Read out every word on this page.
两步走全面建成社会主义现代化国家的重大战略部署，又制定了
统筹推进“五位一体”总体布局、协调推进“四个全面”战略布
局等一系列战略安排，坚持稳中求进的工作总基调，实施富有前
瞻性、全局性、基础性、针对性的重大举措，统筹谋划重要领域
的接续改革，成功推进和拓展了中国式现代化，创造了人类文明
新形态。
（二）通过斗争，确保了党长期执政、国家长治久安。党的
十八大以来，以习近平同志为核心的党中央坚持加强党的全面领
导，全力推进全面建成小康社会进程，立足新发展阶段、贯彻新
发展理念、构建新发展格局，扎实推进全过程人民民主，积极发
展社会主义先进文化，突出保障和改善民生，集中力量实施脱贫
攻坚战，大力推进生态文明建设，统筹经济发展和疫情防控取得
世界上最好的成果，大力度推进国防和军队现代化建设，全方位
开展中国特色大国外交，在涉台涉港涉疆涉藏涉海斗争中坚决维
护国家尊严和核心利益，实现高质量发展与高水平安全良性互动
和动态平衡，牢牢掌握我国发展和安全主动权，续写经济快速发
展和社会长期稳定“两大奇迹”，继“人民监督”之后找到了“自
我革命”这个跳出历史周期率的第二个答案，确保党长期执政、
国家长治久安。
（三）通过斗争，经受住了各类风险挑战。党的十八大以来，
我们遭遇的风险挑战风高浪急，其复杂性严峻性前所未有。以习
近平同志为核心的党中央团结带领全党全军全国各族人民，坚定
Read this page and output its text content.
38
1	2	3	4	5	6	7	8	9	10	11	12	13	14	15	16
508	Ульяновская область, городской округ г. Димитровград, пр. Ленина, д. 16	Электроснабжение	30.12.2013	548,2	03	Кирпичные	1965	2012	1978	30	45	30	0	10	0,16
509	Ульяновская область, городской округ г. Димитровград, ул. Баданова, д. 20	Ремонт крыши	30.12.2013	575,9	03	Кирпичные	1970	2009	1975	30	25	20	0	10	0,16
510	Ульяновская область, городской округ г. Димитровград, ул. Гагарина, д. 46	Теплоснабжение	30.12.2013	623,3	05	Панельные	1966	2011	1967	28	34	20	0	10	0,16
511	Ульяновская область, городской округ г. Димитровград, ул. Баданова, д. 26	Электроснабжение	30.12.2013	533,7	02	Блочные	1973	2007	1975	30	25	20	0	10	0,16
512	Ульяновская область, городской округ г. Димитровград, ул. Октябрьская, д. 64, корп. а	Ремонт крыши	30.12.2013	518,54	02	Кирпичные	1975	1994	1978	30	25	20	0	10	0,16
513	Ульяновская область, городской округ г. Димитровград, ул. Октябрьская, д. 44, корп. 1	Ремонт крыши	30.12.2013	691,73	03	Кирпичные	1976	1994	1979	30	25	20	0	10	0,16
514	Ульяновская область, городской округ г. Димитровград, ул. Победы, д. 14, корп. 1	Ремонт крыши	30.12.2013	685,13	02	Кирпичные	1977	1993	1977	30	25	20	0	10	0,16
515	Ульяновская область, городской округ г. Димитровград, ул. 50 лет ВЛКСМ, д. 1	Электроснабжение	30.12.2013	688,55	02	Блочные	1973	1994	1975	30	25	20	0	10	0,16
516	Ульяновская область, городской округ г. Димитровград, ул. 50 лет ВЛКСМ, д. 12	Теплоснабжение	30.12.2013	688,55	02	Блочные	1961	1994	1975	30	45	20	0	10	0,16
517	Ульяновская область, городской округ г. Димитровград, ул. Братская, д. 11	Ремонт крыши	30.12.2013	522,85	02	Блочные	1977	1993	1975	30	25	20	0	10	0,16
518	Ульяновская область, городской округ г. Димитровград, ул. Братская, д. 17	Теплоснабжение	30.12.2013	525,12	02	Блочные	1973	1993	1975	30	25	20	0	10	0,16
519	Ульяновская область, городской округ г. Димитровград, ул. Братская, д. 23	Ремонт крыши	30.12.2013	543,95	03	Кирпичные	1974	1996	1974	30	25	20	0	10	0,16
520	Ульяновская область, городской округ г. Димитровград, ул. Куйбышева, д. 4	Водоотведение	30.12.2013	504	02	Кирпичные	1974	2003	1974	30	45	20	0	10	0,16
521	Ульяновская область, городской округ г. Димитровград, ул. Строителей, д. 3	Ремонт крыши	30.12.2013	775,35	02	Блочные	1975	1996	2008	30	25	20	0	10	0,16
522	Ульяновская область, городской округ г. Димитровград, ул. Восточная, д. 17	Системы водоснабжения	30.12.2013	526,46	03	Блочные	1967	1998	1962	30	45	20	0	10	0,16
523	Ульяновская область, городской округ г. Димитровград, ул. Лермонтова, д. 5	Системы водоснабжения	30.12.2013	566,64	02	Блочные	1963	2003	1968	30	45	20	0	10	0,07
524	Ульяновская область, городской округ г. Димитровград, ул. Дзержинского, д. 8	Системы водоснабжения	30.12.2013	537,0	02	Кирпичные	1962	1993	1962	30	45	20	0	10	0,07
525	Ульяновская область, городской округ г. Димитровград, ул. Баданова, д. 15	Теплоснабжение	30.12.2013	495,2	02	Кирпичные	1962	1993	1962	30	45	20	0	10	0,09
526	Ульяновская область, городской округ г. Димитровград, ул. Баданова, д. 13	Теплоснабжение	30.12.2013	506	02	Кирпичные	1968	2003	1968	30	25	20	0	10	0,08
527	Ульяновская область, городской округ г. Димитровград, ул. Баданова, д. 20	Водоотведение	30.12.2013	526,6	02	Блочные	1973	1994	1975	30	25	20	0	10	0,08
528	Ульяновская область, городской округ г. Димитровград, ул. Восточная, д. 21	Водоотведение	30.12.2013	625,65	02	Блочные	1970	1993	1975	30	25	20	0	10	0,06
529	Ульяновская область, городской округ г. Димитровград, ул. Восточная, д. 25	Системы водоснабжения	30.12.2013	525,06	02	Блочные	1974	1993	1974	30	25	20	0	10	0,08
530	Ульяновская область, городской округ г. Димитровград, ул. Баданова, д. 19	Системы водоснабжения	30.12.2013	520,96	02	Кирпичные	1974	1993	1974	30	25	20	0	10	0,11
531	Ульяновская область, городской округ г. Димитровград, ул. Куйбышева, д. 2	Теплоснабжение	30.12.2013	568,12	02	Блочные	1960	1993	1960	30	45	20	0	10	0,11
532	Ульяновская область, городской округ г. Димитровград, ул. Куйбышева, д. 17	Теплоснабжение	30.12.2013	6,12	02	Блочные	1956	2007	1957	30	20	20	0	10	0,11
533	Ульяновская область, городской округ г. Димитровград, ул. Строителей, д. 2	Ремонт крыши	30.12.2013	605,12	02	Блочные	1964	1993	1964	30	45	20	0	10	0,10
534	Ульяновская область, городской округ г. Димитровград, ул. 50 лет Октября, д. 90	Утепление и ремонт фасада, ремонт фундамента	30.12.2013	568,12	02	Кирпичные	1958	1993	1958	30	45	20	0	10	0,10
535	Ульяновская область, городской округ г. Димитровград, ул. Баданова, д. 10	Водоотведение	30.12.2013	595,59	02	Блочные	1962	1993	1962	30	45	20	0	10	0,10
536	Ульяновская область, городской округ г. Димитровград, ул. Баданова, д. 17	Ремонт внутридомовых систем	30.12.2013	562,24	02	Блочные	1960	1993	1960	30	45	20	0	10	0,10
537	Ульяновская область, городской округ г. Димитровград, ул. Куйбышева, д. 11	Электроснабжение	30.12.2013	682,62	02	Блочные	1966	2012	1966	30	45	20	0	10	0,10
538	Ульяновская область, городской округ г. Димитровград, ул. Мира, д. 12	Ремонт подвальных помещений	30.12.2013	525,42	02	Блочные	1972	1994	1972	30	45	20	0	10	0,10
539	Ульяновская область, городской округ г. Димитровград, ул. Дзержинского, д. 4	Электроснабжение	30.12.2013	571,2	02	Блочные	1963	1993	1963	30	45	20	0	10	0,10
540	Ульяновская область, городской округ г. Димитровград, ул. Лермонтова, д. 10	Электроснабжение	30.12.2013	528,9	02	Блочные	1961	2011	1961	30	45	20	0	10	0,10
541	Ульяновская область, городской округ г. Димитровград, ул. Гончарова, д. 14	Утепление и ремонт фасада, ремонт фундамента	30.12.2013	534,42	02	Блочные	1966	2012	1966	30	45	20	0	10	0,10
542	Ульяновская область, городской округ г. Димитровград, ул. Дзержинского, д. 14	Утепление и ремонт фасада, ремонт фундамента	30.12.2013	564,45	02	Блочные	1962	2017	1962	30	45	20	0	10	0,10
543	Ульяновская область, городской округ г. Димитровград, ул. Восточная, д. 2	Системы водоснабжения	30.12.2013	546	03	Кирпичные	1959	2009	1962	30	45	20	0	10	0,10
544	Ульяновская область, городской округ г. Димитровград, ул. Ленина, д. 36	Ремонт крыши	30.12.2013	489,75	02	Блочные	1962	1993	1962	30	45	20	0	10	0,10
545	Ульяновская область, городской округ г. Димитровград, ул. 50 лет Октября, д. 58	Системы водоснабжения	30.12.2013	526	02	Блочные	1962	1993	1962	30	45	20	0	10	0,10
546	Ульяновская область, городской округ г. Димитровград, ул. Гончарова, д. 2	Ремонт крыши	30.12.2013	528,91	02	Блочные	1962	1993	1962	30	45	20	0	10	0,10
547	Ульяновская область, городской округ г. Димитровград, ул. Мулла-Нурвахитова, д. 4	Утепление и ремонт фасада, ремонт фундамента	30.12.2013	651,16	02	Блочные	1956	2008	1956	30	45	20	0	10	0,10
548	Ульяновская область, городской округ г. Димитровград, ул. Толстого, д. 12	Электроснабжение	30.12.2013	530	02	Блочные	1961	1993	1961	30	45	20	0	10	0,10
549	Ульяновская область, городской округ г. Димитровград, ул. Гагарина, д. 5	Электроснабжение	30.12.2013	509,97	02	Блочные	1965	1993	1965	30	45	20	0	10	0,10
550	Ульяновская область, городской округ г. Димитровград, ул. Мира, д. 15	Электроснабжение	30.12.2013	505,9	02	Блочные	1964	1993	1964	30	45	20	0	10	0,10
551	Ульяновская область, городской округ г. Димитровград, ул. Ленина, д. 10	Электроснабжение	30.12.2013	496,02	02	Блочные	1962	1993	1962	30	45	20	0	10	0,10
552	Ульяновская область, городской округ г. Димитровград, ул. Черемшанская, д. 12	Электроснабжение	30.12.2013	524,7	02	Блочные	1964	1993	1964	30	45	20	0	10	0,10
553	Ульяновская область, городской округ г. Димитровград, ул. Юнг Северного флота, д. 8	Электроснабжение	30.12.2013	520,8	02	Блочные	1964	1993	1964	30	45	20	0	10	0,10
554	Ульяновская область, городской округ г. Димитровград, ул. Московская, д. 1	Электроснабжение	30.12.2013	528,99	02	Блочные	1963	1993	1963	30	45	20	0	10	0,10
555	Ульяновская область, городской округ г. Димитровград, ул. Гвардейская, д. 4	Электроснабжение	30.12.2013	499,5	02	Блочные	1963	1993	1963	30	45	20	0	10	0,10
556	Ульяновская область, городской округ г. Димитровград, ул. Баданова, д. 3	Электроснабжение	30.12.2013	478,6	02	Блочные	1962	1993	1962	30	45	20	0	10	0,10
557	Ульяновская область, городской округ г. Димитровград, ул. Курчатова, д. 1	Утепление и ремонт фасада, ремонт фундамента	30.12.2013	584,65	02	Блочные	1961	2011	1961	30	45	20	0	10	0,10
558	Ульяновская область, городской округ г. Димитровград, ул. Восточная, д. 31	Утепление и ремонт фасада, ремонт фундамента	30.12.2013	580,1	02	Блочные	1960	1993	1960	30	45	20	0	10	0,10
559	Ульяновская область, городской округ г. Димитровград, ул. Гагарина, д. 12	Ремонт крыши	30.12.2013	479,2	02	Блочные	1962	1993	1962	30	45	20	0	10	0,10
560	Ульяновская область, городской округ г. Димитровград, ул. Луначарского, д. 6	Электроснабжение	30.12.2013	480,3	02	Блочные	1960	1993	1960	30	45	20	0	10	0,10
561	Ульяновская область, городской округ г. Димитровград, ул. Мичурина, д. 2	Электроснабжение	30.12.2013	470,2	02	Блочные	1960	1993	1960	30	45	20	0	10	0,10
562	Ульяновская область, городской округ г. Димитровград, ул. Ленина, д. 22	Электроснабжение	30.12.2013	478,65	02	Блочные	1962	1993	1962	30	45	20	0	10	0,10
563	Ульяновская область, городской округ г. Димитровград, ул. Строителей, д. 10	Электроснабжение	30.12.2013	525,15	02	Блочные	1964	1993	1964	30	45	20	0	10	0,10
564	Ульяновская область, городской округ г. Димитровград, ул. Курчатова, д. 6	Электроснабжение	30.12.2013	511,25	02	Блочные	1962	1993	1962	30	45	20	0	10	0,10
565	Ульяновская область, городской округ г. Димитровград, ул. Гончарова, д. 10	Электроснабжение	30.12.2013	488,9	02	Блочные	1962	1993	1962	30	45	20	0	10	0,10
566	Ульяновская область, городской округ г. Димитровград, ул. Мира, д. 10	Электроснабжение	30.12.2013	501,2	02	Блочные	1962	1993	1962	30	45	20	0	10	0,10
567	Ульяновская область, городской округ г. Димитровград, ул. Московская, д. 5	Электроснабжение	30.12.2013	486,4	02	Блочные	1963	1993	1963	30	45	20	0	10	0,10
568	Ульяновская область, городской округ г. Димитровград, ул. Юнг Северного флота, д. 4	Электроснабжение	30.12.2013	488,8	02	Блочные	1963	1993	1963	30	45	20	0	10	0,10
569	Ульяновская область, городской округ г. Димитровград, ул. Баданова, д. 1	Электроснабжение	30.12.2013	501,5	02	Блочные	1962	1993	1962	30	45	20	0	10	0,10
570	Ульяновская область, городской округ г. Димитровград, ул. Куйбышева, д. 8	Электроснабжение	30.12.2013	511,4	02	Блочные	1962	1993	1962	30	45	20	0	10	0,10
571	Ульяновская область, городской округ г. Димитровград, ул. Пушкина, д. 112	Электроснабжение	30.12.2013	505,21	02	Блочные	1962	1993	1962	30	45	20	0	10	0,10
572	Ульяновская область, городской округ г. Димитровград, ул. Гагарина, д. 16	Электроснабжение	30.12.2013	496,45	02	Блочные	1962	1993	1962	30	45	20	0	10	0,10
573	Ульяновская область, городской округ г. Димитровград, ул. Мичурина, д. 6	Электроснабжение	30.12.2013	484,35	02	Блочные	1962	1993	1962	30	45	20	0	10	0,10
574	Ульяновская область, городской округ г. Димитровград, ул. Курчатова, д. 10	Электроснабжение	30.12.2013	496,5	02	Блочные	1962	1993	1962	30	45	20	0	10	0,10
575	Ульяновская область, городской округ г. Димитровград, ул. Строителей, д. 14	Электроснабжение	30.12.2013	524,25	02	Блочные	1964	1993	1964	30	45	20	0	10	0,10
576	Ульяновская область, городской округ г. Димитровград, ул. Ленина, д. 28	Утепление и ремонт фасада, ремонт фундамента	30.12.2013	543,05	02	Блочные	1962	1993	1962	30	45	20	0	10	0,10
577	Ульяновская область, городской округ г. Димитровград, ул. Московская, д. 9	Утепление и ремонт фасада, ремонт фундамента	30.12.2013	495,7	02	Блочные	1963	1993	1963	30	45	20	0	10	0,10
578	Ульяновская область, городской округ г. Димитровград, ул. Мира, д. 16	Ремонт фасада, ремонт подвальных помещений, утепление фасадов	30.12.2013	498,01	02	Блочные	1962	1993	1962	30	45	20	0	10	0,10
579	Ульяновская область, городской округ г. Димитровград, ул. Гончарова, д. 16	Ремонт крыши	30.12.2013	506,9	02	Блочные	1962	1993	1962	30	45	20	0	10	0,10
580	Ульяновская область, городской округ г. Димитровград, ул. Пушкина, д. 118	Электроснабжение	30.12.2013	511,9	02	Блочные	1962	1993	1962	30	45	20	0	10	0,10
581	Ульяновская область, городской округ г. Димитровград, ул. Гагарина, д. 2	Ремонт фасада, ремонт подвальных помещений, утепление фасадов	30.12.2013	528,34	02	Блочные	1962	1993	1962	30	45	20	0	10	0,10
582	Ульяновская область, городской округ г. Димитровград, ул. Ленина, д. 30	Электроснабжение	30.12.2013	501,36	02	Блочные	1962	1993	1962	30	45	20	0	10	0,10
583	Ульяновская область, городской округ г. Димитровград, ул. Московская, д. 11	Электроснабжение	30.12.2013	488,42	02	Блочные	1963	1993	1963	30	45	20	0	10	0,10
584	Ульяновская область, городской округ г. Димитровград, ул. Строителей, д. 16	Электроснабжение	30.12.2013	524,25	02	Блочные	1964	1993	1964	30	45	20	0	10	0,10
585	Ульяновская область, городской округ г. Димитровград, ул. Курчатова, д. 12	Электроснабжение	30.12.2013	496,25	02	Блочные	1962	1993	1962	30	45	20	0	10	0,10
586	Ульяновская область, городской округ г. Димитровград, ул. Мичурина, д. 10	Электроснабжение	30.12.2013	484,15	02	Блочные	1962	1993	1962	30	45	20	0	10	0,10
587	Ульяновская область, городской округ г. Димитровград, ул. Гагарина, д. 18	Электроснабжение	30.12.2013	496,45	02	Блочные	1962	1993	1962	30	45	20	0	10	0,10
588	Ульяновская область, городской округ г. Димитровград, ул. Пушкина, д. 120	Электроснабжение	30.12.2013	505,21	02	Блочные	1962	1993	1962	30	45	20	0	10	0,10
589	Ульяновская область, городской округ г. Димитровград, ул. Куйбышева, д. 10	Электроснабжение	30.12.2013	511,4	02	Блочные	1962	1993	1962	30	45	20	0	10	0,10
◆ ◆ ◆
REQUIRED WORK:
Extract all lines containing the word "Курчатова".

EXERCISE RESPONSE:
557	Ульяновская область, городской округ г. Димитровград, ул. Курчатова, д. 1	Утепление и ремонт фасада, ремонт фундамента	30.12.2013	584,65	02	Блочные	1961	2011	1961	30	45	20	0	10	0,10
564	Ульяновская область, городской округ г. Димитровград, ул. Курчатова, д. 6	Электроснабжение	30.12.2013	511,25	02	Блочные	1962	1993	1962	30	45	20	0	10	0,10
574	Ульяновская область, городской округ г. Димитровград, ул. Курчатова, д. 10	Электроснабжение	30.12.2013	496,5	02	Блочные	1962	1993	1962	30	45	20	0	10	0,10
585	Ульяновская область, городской округ г. Димитровград, ул. Курчатова, д. 12	Электроснабжение	30.12.2013	496,25	02	Блочные	1962	1993	1962	30	45	20	0	10	0,10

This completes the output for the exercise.